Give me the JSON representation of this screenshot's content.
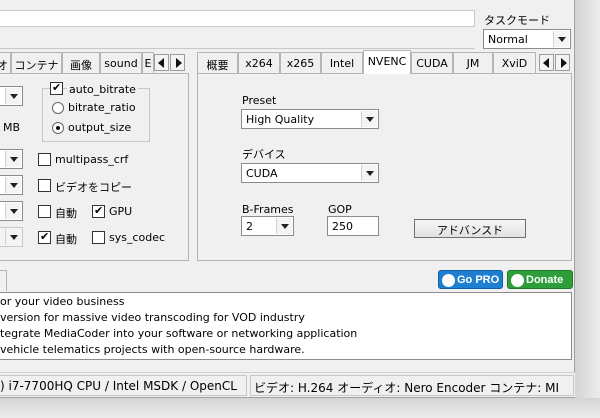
{
  "taskmode": {
    "label": "タスクモード",
    "value": "Normal"
  },
  "left_tabs": [
    "オ",
    "コンテナ",
    "画像",
    "sound",
    "E"
  ],
  "right_tabs": [
    "概要",
    "x264",
    "x265",
    "Intel",
    "NVENC",
    "CUDA",
    "JM",
    "XviD"
  ],
  "right_active_tab": "NVENC",
  "left_panel": {
    "mb_label": "MB",
    "auto_bitrate": "auto_bitrate",
    "bitrate_ratio": "bitrate_ratio",
    "output_size": "output_size",
    "multipass_crf": "multipass_crf",
    "copy_video": "ビデオをコピー",
    "auto1": "自動",
    "gpu": "GPU",
    "auto2": "自動",
    "sys_codec": "sys_codec"
  },
  "nvenc": {
    "preset_label": "Preset",
    "preset_value": "High Quality",
    "device_label": "デバイス",
    "device_value": "CUDA",
    "bframes_label": "B-Frames",
    "bframes_value": "2",
    "gop_label": "GOP",
    "gop_value": "250",
    "advanced_button": "アドバンスド"
  },
  "promo": {
    "gopro": "Go PRO",
    "donate": "Donate"
  },
  "news": [
    "or your video business",
    " version for massive video transcoding for VOD industry",
    "tegrate MediaCoder into your software or networking application",
    "vehicle telematics projects with open-source hardware."
  ],
  "status": {
    "cpu": ") i7-7700HQ CPU  / Intel MSDK / OpenCL",
    "summary": "ビデオ: H.264  オーディオ: Nero Encoder  コンテナ: MI"
  },
  "colors": {
    "gopro": "#1e7fd0",
    "donate": "#2e9e3a",
    "active_tab": "#ffffff",
    "window": "#f0f0f0"
  }
}
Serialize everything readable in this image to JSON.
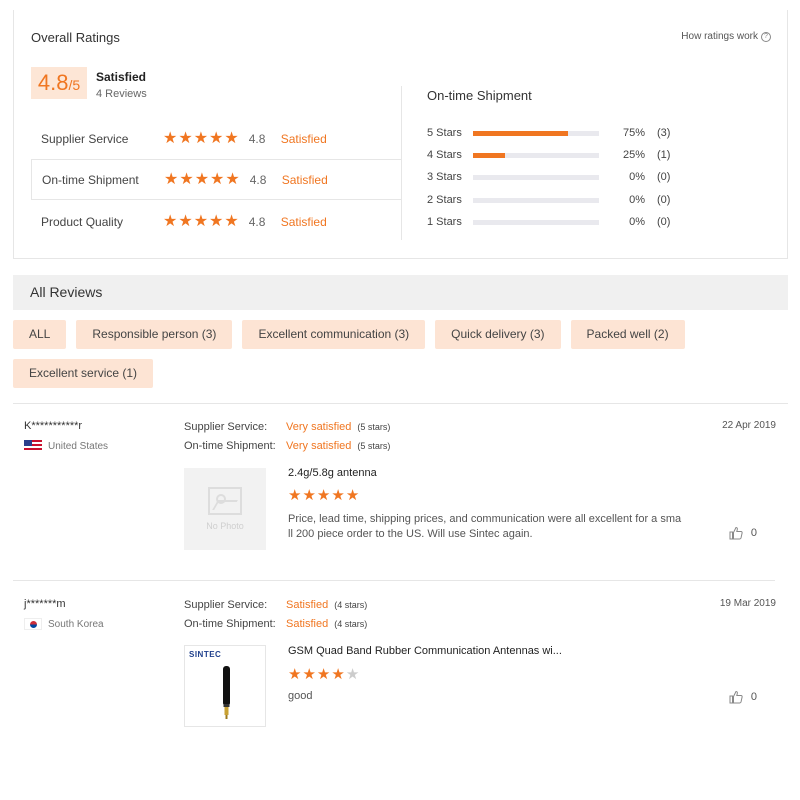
{
  "overall": {
    "title": "Overall Ratings",
    "how_link": "How ratings work",
    "score": "4.8",
    "score_suffix": "/5",
    "label": "Satisfied",
    "reviews": "4 Reviews"
  },
  "categories": [
    {
      "name": "Supplier Service",
      "score": "4.8",
      "label": "Satisfied",
      "stars": 5
    },
    {
      "name": "On-time Shipment",
      "score": "4.8",
      "label": "Satisfied",
      "stars": 5
    },
    {
      "name": "Product Quality",
      "score": "4.8",
      "label": "Satisfied",
      "stars": 5
    }
  ],
  "distribution": {
    "title": "On-time Shipment",
    "rows": [
      {
        "label": "5  Stars",
        "percent": "75%",
        "count": "(3)",
        "fill": 0.75
      },
      {
        "label": "4  Stars",
        "percent": "25%",
        "count": "(1)",
        "fill": 0.25
      },
      {
        "label": "3  Stars",
        "percent": "0%",
        "count": "(0)",
        "fill": 0
      },
      {
        "label": "2  Stars",
        "percent": "0%",
        "count": "(0)",
        "fill": 0
      },
      {
        "label": "1  Stars",
        "percent": "0%",
        "count": "(0)",
        "fill": 0
      }
    ]
  },
  "all_reviews": {
    "title": "All Reviews",
    "filters": [
      "ALL",
      "Responsible person (3)",
      "Excellent communication (3)",
      "Quick delivery (3)",
      "Packed well (2)",
      "Excellent service (1)"
    ]
  },
  "reviews": [
    {
      "user": "K***********r",
      "country": "United States",
      "supplier_key": "Supplier Service:",
      "supplier_val": "Very satisfied",
      "supplier_stars": "(5 stars)",
      "shipment_key": "On-time Shipment:",
      "shipment_val": "Very satisfied",
      "shipment_stars": "(5 stars)",
      "date": "22 Apr 2019",
      "photo_text": "No Photo",
      "product": "2.4g/5.8g antenna",
      "rating": 5,
      "text": "Price, lead time, shipping prices, and communication were all excellent for a small 200 piece order to the US. Will use Sintec again.",
      "likes": "0"
    },
    {
      "user": "j*******m",
      "country": "South Korea",
      "supplier_key": "Supplier Service:",
      "supplier_val": "Satisfied",
      "supplier_stars": "(4 stars)",
      "shipment_key": "On-time Shipment:",
      "shipment_val": "Satisfied",
      "shipment_stars": "(4 stars)",
      "date": "19 Mar 2019",
      "brand": "SINTEC",
      "product": "GSM Quad Band Rubber Communication Antennas wi...",
      "rating": 4,
      "text": "good",
      "likes": "0"
    }
  ],
  "colors": {
    "accent": "#f07621",
    "tag_bg": "#fde4d4",
    "score_bg": "#fde6d6",
    "header_bg": "#f0f0f0"
  }
}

■ BRIEF
Pictures don't belong in the copy. Transcribe every record exactly as it appears.

■ WRITTEN ANSWER
Give me the JSON representation of this screenshot's content.
{
  "taskmode": {
    "label": "タスクモード",
    "value": "Normal"
  },
  "left_tabs": [
    "オ",
    "コンテナ",
    "画像",
    "sound",
    "E"
  ],
  "right_tabs": [
    "概要",
    "x264",
    "x265",
    "Intel",
    "NVENC",
    "CUDA",
    "JM",
    "XviD"
  ],
  "right_active_tab": "NVENC",
  "left_panel": {
    "mb_label": "MB",
    "auto_bitrate": "auto_bitrate",
    "bitrate_ratio": "bitrate_ratio",
    "output_size": "output_size",
    "multipass_crf": "multipass_crf",
    "copy_video": "ビデオをコピー",
    "auto1": "自動",
    "gpu": "GPU",
    "auto2": "自動",
    "sys_codec": "sys_codec"
  },
  "nvenc": {
    "preset_label": "Preset",
    "preset_value": "High Quality",
    "device_label": "デバイス",
    "device_value": "CUDA",
    "bframes_label": "B-Frames",
    "bframes_value": "2",
    "gop_label": "GOP",
    "gop_value": "250",
    "advanced_button": "アドバンスド"
  },
  "promo": {
    "gopro": "Go PRO",
    "donate": "Donate"
  },
  "news": [
    "or your video business",
    " version for massive video transcoding for VOD industry",
    "tegrate MediaCoder into your software or networking application",
    "vehicle telematics projects with open-source hardware."
  ],
  "status": {
    "cpu": ") i7-7700HQ CPU  / Intel MSDK / OpenCL",
    "summary": "ビデオ: H.264  オーディオ: Nero Encoder  コンテナ: MI"
  },
  "colors": {
    "gopro": "#1e7fd0",
    "donate": "#2e9e3a",
    "active_tab": "#ffffff",
    "window": "#f0f0f0"
  }
}
Serialize everything readable in this image to JSON.
{
  "overall": {
    "title": "Overall Ratings",
    "how_link": "How ratings work",
    "score": "4.8",
    "score_suffix": "/5",
    "label": "Satisfied",
    "reviews": "4 Reviews"
  },
  "categories": [
    {
      "name": "Supplier Service",
      "score": "4.8",
      "label": "Satisfied",
      "stars": 5
    },
    {
      "name": "On-time Shipment",
      "score": "4.8",
      "label": "Satisfied",
      "stars": 5
    },
    {
      "name": "Product Quality",
      "score": "4.8",
      "label": "Satisfied",
      "stars": 5
    }
  ],
  "distribution": {
    "title": "On-time Shipment",
    "rows": [
      {
        "label": "5  Stars",
        "percent": "75%",
        "count": "(3)",
        "fill": 0.75
      },
      {
        "label": "4  Stars",
        "percent": "25%",
        "count": "(1)",
        "fill": 0.25
      },
      {
        "label": "3  Stars",
        "percent": "0%",
        "count": "(0)",
        "fill": 0
      },
      {
        "label": "2  Stars",
        "percent": "0%",
        "count": "(0)",
        "fill": 0
      },
      {
        "label": "1  Stars",
        "percent": "0%",
        "count": "(0)",
        "fill": 0
      }
    ]
  },
  "all_reviews": {
    "title": "All Reviews",
    "filters": [
      "ALL",
      "Responsible person (3)",
      "Excellent communication (3)",
      "Quick delivery (3)",
      "Packed well (2)",
      "Excellent service (1)"
    ]
  },
  "reviews": [
    {
      "user": "K***********r",
      "country": "United States",
      "supplier_key": "Supplier Service:",
      "supplier_val": "Very satisfied",
      "supplier_stars": "(5 stars)",
      "shipment_key": "On-time Shipment:",
      "shipment_val": "Very satisfied",
      "shipment_stars": "(5 stars)",
      "date": "22 Apr 2019",
      "photo_text": "No Photo",
      "product": "2.4g/5.8g antenna",
      "rating": 5,
      "text": "Price, lead time, shipping prices, and communication were all excellent for a small 200 piece order to the US. Will use Sintec again.",
      "likes": "0"
    },
    {
      "user": "j*******m",
      "country": "South Korea",
      "supplier_key": "Supplier Service:",
      "supplier_val": "Satisfied",
      "supplier_stars": "(4 stars)",
      "shipment_key": "On-time Shipment:",
      "shipment_val": "Satisfied",
      "shipment_stars": "(4 stars)",
      "date": "19 Mar 2019",
      "brand": "SINTEC",
      "product": "GSM Quad Band Rubber Communication Antennas wi...",
      "rating": 4,
      "text": "good",
      "likes": "0"
    }
  ],
  "colors": {
    "accent": "#f07621",
    "tag_bg": "#fde4d4",
    "score_bg": "#fde6d6",
    "header_bg": "#f0f0f0"
  }
}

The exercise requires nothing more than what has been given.